Problem to solve
Each record is to be printed again precisely as it reads.

■ ■ ■ ■ ■

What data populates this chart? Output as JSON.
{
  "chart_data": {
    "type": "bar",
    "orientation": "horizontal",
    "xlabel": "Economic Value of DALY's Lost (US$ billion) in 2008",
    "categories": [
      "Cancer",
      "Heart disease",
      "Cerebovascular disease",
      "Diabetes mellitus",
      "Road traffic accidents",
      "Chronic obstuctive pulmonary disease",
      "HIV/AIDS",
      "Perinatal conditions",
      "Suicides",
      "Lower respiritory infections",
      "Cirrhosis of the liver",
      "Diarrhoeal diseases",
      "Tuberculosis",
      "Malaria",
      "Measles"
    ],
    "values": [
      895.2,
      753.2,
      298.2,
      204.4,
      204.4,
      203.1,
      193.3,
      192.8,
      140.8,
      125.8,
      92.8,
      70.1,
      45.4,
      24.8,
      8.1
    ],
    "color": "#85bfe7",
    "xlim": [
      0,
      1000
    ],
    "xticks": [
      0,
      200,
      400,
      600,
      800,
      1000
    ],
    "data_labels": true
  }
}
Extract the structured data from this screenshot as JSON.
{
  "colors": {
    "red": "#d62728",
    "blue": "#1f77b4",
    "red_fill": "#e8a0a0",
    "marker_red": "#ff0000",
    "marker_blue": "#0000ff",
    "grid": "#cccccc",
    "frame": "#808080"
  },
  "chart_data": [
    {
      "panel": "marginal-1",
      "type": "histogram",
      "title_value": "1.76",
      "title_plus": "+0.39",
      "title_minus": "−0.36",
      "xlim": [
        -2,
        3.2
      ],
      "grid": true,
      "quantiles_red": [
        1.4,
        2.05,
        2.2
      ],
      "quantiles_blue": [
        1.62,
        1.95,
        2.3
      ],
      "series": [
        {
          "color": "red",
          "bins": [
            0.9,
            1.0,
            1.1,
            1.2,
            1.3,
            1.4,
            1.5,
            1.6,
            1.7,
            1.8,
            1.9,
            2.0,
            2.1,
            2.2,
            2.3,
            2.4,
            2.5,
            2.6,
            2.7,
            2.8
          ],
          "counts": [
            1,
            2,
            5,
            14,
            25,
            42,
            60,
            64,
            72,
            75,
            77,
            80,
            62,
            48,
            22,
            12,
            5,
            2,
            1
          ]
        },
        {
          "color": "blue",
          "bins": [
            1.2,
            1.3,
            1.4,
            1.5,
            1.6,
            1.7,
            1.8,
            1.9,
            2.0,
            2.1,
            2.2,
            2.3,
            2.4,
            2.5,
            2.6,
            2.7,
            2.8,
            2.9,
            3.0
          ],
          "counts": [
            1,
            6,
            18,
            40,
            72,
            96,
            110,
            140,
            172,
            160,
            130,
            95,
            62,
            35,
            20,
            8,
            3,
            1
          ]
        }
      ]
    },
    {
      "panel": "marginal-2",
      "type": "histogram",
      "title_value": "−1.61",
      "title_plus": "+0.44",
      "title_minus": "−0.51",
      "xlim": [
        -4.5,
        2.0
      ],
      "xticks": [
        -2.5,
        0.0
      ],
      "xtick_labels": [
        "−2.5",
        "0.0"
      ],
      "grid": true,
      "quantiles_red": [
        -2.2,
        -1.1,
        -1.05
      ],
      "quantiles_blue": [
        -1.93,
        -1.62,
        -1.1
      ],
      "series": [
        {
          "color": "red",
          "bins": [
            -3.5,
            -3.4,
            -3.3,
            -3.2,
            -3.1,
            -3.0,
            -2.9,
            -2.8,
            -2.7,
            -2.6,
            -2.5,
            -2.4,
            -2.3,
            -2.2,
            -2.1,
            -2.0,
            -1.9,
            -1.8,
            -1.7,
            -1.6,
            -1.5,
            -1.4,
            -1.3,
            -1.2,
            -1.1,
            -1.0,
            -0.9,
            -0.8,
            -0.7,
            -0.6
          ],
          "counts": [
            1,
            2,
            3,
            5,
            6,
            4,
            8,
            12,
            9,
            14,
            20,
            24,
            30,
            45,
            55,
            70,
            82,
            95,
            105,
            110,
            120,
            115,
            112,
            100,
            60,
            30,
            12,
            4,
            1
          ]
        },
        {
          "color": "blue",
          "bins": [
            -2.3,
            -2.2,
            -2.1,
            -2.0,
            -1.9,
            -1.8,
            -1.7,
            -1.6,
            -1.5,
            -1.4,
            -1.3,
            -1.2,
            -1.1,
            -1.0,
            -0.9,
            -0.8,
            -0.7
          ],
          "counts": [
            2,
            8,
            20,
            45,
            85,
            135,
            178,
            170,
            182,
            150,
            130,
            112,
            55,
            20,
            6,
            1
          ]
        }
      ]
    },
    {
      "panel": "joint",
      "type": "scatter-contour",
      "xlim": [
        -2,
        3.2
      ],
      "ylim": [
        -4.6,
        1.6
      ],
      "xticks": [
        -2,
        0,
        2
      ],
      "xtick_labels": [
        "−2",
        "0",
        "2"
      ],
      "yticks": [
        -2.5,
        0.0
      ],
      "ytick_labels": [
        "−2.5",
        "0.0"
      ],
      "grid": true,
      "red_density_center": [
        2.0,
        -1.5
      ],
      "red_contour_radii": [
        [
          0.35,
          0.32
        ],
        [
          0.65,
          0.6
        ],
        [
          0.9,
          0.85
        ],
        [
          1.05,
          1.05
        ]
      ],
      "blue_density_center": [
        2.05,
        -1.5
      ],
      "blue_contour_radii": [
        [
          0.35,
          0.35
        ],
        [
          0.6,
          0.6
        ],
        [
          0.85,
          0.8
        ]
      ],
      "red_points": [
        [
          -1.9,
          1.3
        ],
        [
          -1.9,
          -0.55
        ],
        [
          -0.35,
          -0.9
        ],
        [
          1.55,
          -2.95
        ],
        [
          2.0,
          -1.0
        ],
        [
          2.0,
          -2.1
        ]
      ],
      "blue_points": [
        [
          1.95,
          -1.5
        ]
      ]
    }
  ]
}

■ ■ ■ ■ ■

Written response
What data populates this chart? Output as JSON.
{
  "chart_data": {
    "type": "bar",
    "orientation": "horizontal",
    "xlabel": "Economic Value of DALY's Lost (US$ billion) in 2008",
    "categories": [
      "Cancer",
      "Heart disease",
      "Cerebovascular disease",
      "Diabetes mellitus",
      "Road traffic accidents",
      "Chronic obstuctive pulmonary disease",
      "HIV/AIDS",
      "Perinatal conditions",
      "Suicides",
      "Lower respiritory infections",
      "Cirrhosis of the liver",
      "Diarrhoeal diseases",
      "Tuberculosis",
      "Malaria",
      "Measles"
    ],
    "values": [
      895.2,
      753.2,
      298.2,
      204.4,
      204.4,
      203.1,
      193.3,
      192.8,
      140.8,
      125.8,
      92.8,
      70.1,
      45.4,
      24.8,
      8.1
    ],
    "color": "#85bfe7",
    "xlim": [
      0,
      1000
    ],
    "xticks": [
      0,
      200,
      400,
      600,
      800,
      1000
    ],
    "data_labels": true
  }
}
Extract the structured data from this screenshot as JSON.
{
  "colors": {
    "red": "#d62728",
    "blue": "#1f77b4",
    "red_fill": "#e8a0a0",
    "marker_red": "#ff0000",
    "marker_blue": "#0000ff",
    "grid": "#cccccc",
    "frame": "#808080"
  },
  "chart_data": [
    {
      "panel": "marginal-1",
      "type": "histogram",
      "title_value": "1.76",
      "title_plus": "+0.39",
      "title_minus": "−0.36",
      "xlim": [
        -2,
        3.2
      ],
      "grid": true,
      "quantiles_red": [
        1.4,
        2.05,
        2.2
      ],
      "quantiles_blue": [
        1.62,
        1.95,
        2.3
      ],
      "series": [
        {
          "color": "red",
          "bins": [
            0.9,
            1.0,
            1.1,
            1.2,
            1.3,
            1.4,
            1.5,
            1.6,
            1.7,
            1.8,
            1.9,
            2.0,
            2.1,
            2.2,
            2.3,
            2.4,
            2.5,
            2.6,
            2.7,
            2.8
          ],
          "counts": [
            1,
            2,
            5,
            14,
            25,
            42,
            60,
            64,
            72,
            75,
            77,
            80,
            62,
            48,
            22,
            12,
            5,
            2,
            1
          ]
        },
        {
          "color": "blue",
          "bins": [
            1.2,
            1.3,
            1.4,
            1.5,
            1.6,
            1.7,
            1.8,
            1.9,
            2.0,
            2.1,
            2.2,
            2.3,
            2.4,
            2.5,
            2.6,
            2.7,
            2.8,
            2.9,
            3.0
          ],
          "counts": [
            1,
            6,
            18,
            40,
            72,
            96,
            110,
            140,
            172,
            160,
            130,
            95,
            62,
            35,
            20,
            8,
            3,
            1
          ]
        }
      ]
    },
    {
      "panel": "marginal-2",
      "type": "histogram",
      "title_value": "−1.61",
      "title_plus": "+0.44",
      "title_minus": "−0.51",
      "xlim": [
        -4.5,
        2.0
      ],
      "xticks": [
        -2.5,
        0.0
      ],
      "xtick_labels": [
        "−2.5",
        "0.0"
      ],
      "grid": true,
      "quantiles_red": [
        -2.2,
        -1.1,
        -1.05
      ],
      "quantiles_blue": [
        -1.93,
        -1.62,
        -1.1
      ],
      "series": [
        {
          "color": "red",
          "bins": [
            -3.5,
            -3.4,
            -3.3,
            -3.2,
            -3.1,
            -3.0,
            -2.9,
            -2.8,
            -2.7,
            -2.6,
            -2.5,
            -2.4,
            -2.3,
            -2.2,
            -2.1,
            -2.0,
            -1.9,
            -1.8,
            -1.7,
            -1.6,
            -1.5,
            -1.4,
            -1.3,
            -1.2,
            -1.1,
            -1.0,
            -0.9,
            -0.8,
            -0.7,
            -0.6
          ],
          "counts": [
            1,
            2,
            3,
            5,
            6,
            4,
            8,
            12,
            9,
            14,
            20,
            24,
            30,
            45,
            55,
            70,
            82,
            95,
            105,
            110,
            120,
            115,
            112,
            100,
            60,
            30,
            12,
            4,
            1
          ]
        },
        {
          "color": "blue",
          "bins": [
            -2.3,
            -2.2,
            -2.1,
            -2.0,
            -1.9,
            -1.8,
            -1.7,
            -1.6,
            -1.5,
            -1.4,
            -1.3,
            -1.2,
            -1.1,
            -1.0,
            -0.9,
            -0.8,
            -0.7
          ],
          "counts": [
            2,
            8,
            20,
            45,
            85,
            135,
            178,
            170,
            182,
            150,
            130,
            112,
            55,
            20,
            6,
            1
          ]
        }
      ]
    },
    {
      "panel": "joint",
      "type": "scatter-contour",
      "xlim": [
        -2,
        3.2
      ],
      "ylim": [
        -4.6,
        1.6
      ],
      "xticks": [
        -2,
        0,
        2
      ],
      "xtick_labels": [
        "−2",
        "0",
        "2"
      ],
      "yticks": [
        -2.5,
        0.0
      ],
      "ytick_labels": [
        "−2.5",
        "0.0"
      ],
      "grid": true,
      "red_density_center": [
        2.0,
        -1.5
      ],
      "red_contour_radii": [
        [
          0.35,
          0.32
        ],
        [
          0.65,
          0.6
        ],
        [
          0.9,
          0.85
        ],
        [
          1.05,
          1.05
        ]
      ],
      "blue_density_center": [
        2.05,
        -1.5
      ],
      "blue_contour_radii": [
        [
          0.35,
          0.35
        ],
        [
          0.6,
          0.6
        ],
        [
          0.85,
          0.8
        ]
      ],
      "red_points": [
        [
          -1.9,
          1.3
        ],
        [
          -1.9,
          -0.55
        ],
        [
          -0.35,
          -0.9
        ],
        [
          1.55,
          -2.95
        ],
        [
          2.0,
          -1.0
        ],
        [
          2.0,
          -2.1
        ]
      ],
      "blue_points": [
        [
          1.95,
          -1.5
        ]
      ]
    }
  ]
}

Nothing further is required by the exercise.